FRAGMENTO SELECCIONADO ->
--------
Entre aplausos y abucheos, AMLO inaugura el estadio de los Diablos Rojos

Entre aplausos y gritos de apoyo; abucheos, silbidos y un coro de “fuera, fuera…”, el presidente Andrés Manuel López Obrador inauguró ayer el nuevo estadio de béisbol Alfredo Harp Helú, en la Ciudad de México.

El marcador final al cierre de la novena entrada: 2 para Los Diablos Rojos del México y 11 para Los Padres de San Diego.

Mientras el estruendo y los silbidos en contra dominaban el ambiente, el Jefe del Ejecutivo vestido con chamarra de Los Diablos afirmó: “Vamos a seguir controlando con pejemoñas, lisas, curvas y rectas de 95 millas. Vamos a ponchar a los de la mafia del poder”.

En punto de las 18:45 horas saltaron al diamante Alfredo Harp Helú, Andrés Manuel López Obrador y su hijo Jesús, la secretaria del Deporte Ana Guevara y el entrenador de Los Padres de San Diego.
--------
DATOS ->
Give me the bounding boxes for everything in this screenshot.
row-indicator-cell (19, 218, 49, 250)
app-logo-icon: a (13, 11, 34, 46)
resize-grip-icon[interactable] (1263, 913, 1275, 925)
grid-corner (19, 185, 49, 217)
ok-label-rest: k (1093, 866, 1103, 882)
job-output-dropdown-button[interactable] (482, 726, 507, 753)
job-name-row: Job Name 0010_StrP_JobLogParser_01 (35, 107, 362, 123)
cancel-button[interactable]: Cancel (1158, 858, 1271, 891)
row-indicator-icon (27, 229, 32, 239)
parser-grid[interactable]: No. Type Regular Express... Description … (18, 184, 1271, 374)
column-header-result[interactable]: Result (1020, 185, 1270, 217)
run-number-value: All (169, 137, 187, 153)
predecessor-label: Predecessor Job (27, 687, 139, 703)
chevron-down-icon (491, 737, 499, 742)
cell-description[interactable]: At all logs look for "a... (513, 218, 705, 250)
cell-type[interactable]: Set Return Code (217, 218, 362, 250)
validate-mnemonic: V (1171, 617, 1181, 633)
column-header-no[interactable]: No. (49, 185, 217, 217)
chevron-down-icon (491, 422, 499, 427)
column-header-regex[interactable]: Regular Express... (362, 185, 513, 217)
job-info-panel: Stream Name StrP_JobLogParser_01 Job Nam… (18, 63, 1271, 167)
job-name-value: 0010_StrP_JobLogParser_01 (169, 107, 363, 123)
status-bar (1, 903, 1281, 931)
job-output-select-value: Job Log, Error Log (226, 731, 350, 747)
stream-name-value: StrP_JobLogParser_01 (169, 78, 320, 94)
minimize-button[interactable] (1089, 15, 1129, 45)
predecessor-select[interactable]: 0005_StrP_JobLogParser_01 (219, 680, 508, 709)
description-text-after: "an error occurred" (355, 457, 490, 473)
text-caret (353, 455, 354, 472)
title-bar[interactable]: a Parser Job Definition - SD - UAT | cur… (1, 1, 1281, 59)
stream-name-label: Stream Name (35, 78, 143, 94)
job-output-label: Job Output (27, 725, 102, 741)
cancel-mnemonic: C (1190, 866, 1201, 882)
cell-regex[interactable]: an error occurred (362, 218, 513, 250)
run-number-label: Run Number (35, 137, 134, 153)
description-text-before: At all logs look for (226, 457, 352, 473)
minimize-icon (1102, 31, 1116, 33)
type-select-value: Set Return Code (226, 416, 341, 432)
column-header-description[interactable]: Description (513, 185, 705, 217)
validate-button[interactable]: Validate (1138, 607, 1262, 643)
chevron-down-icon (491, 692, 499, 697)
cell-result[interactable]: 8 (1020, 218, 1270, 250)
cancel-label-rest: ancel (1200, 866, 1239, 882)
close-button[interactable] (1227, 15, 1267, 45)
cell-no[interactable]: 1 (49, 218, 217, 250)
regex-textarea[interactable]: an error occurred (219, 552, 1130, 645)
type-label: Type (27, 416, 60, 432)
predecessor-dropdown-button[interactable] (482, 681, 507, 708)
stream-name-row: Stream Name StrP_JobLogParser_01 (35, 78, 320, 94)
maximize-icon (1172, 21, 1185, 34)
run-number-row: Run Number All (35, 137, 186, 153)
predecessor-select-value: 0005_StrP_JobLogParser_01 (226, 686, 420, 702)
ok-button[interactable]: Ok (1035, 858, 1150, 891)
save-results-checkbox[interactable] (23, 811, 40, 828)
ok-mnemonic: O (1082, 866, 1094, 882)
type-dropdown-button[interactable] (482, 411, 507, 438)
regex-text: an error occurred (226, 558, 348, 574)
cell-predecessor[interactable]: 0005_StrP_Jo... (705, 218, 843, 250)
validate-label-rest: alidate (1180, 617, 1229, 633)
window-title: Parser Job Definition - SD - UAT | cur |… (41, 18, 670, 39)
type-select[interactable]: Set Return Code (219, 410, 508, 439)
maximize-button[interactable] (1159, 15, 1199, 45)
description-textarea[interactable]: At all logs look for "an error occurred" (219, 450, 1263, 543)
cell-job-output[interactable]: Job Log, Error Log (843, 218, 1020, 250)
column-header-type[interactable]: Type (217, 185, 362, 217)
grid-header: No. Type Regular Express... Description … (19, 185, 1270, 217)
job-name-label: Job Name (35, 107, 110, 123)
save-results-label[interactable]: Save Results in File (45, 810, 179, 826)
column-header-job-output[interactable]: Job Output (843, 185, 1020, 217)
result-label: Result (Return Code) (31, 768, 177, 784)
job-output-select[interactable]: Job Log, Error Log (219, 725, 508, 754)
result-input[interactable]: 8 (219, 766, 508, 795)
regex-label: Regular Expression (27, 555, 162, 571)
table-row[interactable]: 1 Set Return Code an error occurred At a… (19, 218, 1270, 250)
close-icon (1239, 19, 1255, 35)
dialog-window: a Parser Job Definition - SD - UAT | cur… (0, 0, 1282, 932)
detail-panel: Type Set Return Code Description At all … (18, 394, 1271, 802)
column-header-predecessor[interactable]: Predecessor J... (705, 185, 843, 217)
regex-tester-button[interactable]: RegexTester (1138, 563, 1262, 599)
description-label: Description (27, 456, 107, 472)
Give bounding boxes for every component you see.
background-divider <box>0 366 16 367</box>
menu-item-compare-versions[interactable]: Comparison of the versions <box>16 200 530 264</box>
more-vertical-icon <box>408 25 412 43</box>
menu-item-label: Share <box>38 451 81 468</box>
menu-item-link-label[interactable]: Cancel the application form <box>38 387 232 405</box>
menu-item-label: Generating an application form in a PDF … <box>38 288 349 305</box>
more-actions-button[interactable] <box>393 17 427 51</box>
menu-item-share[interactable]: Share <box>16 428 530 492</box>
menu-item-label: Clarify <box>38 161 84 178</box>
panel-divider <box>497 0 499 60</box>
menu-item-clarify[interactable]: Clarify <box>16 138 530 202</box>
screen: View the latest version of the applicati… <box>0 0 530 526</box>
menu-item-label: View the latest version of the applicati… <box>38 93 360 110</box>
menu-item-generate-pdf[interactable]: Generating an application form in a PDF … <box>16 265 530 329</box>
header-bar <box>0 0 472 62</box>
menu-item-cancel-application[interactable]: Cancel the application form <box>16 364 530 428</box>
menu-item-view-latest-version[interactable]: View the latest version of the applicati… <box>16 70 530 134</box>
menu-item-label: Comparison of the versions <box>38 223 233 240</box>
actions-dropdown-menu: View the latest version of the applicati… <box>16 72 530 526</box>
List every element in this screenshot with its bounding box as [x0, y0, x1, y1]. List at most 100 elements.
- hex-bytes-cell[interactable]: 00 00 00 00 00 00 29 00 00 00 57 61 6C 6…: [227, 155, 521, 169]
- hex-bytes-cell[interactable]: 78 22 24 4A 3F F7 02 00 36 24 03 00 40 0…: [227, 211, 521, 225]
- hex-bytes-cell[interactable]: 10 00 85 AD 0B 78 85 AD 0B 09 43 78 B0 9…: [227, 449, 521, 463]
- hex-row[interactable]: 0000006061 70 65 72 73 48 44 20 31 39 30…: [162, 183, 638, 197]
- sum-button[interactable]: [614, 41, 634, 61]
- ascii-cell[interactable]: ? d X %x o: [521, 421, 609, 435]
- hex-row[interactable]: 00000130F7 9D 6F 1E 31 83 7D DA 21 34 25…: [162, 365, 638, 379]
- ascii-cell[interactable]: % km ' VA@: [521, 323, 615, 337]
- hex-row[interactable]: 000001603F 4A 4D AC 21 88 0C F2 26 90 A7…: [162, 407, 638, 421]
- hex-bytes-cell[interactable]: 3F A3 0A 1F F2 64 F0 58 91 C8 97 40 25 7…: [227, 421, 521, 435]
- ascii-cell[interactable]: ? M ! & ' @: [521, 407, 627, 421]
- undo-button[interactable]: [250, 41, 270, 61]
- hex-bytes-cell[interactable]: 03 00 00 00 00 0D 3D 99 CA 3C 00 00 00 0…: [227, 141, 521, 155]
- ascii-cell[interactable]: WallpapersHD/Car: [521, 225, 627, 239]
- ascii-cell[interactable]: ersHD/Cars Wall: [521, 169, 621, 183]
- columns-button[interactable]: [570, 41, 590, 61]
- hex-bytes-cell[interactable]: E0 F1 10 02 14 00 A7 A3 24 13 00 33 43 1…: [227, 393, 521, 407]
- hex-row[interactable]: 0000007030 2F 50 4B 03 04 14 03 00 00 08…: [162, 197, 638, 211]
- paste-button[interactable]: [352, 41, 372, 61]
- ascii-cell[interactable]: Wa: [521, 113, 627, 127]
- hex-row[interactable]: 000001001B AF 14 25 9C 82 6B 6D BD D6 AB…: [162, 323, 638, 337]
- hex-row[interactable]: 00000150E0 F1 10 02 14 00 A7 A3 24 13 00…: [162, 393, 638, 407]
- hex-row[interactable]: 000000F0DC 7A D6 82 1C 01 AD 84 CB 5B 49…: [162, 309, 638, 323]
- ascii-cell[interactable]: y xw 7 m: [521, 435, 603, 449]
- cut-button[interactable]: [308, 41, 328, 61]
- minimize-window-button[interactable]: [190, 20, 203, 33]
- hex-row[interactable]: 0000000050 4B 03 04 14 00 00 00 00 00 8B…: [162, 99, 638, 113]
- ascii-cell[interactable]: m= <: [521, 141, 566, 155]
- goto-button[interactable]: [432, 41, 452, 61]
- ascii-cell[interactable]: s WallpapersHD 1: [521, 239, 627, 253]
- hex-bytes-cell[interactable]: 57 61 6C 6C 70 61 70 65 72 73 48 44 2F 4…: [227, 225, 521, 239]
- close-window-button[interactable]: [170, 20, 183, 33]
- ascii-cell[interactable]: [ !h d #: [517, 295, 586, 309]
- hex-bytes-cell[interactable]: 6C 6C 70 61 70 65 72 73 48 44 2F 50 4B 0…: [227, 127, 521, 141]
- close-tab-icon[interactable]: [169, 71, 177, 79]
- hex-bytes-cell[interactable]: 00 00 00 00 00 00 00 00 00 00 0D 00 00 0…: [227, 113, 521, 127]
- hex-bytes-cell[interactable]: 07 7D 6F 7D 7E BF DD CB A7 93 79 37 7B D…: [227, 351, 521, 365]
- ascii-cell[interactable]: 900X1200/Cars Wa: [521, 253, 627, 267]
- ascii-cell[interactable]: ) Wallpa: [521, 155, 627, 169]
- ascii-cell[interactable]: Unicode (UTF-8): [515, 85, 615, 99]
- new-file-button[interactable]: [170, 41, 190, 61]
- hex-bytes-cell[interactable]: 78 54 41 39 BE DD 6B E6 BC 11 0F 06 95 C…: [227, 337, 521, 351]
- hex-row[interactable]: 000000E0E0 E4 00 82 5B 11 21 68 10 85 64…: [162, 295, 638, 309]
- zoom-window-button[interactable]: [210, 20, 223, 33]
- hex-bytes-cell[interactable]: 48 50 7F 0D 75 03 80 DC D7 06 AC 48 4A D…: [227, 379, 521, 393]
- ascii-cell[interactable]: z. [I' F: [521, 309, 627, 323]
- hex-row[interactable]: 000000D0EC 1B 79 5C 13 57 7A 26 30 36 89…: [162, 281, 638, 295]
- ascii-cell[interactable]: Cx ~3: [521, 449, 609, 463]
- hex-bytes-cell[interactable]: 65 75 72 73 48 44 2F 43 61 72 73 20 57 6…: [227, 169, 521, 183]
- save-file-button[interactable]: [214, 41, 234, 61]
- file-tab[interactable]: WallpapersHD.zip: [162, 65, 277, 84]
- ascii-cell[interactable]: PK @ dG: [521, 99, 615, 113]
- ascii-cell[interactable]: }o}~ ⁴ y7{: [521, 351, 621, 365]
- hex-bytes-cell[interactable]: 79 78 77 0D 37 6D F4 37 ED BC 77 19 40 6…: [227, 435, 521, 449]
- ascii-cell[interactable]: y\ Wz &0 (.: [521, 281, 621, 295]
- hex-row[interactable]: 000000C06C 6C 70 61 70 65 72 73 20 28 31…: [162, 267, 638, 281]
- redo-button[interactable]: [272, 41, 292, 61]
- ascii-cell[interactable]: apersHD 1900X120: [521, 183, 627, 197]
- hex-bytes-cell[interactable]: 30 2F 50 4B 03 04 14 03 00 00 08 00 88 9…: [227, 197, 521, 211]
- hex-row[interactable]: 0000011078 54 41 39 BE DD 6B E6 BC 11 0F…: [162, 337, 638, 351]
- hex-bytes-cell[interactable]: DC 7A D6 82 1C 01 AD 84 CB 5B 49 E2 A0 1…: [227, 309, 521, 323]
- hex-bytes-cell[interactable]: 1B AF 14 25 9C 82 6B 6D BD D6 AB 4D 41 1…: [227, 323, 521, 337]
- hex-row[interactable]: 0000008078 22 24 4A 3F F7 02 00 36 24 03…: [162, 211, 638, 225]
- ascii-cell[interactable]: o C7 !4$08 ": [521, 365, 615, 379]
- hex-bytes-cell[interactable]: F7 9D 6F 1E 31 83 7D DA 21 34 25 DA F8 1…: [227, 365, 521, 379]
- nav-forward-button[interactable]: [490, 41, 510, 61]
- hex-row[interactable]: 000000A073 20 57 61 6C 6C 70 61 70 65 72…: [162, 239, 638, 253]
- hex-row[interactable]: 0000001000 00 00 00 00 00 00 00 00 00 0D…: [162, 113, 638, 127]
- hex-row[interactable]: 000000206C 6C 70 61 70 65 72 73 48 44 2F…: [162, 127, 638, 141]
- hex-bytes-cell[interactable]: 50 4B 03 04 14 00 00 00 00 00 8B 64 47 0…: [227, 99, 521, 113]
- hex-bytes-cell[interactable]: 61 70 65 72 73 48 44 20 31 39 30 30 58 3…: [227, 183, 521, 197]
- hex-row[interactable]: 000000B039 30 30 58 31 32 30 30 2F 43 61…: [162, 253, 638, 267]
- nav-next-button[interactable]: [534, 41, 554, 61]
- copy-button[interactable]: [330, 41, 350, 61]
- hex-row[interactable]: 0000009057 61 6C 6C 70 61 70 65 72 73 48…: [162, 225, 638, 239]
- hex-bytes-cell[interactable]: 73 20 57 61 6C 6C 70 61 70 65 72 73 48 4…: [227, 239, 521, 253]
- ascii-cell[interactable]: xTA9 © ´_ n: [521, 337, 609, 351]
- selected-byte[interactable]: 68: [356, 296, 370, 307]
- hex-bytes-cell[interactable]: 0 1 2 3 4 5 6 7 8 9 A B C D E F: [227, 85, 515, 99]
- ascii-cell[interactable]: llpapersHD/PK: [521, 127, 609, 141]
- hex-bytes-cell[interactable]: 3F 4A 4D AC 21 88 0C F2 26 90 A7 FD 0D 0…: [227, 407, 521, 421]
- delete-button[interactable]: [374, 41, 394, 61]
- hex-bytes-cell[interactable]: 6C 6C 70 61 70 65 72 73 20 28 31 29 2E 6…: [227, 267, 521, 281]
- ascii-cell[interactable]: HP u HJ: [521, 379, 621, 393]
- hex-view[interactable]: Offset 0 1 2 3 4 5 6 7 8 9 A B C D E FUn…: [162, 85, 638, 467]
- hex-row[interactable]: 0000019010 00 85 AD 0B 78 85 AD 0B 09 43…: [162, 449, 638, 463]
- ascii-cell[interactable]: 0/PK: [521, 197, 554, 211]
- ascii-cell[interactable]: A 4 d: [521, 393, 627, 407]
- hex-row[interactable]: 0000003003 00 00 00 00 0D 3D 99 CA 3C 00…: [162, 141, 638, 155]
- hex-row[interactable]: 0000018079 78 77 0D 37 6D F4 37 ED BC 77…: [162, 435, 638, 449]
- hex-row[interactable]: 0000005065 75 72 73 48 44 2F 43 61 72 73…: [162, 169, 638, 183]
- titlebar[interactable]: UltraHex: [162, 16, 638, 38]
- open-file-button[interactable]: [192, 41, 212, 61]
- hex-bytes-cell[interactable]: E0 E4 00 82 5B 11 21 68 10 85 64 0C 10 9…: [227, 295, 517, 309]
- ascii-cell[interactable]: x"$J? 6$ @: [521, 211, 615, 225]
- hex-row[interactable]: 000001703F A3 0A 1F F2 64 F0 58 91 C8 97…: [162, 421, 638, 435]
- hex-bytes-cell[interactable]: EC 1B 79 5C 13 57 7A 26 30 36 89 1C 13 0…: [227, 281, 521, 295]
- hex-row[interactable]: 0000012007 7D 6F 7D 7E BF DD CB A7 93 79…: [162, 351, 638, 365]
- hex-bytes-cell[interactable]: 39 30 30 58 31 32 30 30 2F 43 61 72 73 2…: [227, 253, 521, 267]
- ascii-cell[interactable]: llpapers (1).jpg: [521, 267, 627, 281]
--------
CON LA INFORMACIÓN ->
**A)** Responde estas preguntas sobre la nota de la inauguración del estadio:
(i) ¿Cuál fue el marcador final del partido?
(ii) ¿Qué llevaba puesto el presidente mientras hablaba?
(iii) ¿A qué hora saltaron al diamante Alfredo Harp Helú y los demás?
**B)** Indica si cada afirmación concuerda con la nota de la inauguración del estadio. Responde sí o no y cita las palabras de la nota que lo deciden.
(i) El estadio inaugurado se encuentra en la Ciudad de México.
(ii) Los Diablos Rojos ganaron el partido.
(iii) La secretaria del Deporte saltó al diamante.
**C)** Resume en dos oraciones la nota de la inauguración del estadio.
Los datos no intervienen en esto.

RESPUESTAS ->
**A)**
(i) 2 para Los Diablos Rojos del México y 11 para Los Padres de San Diego.
(ii) Una chamarra de Los Diablos.
(iii) A las 18:45 horas.

**B)**
(i) Sí: "el nuevo estadio de béisbol Alfredo Harp Helú, en la Ciudad de México".
(ii) No: "2 para Los Diablos Rojos del México y 11 para Los Padres de San Diego".
(iii) Sí: "la secretaria del Deporte Ana Guevara".

**C)** Entre aplausos y abucheos, el presidente Andrés Manuel López Obrador inauguró el nuevo estadio de béisbol Alfredo Harp Helú, en la Ciudad de México, y dijo que iban a ponchar a los de la mafia del poder. El partido terminó con 2 carreras para Los Diablos Rojos del México y 11 para Los Padres de San Diego.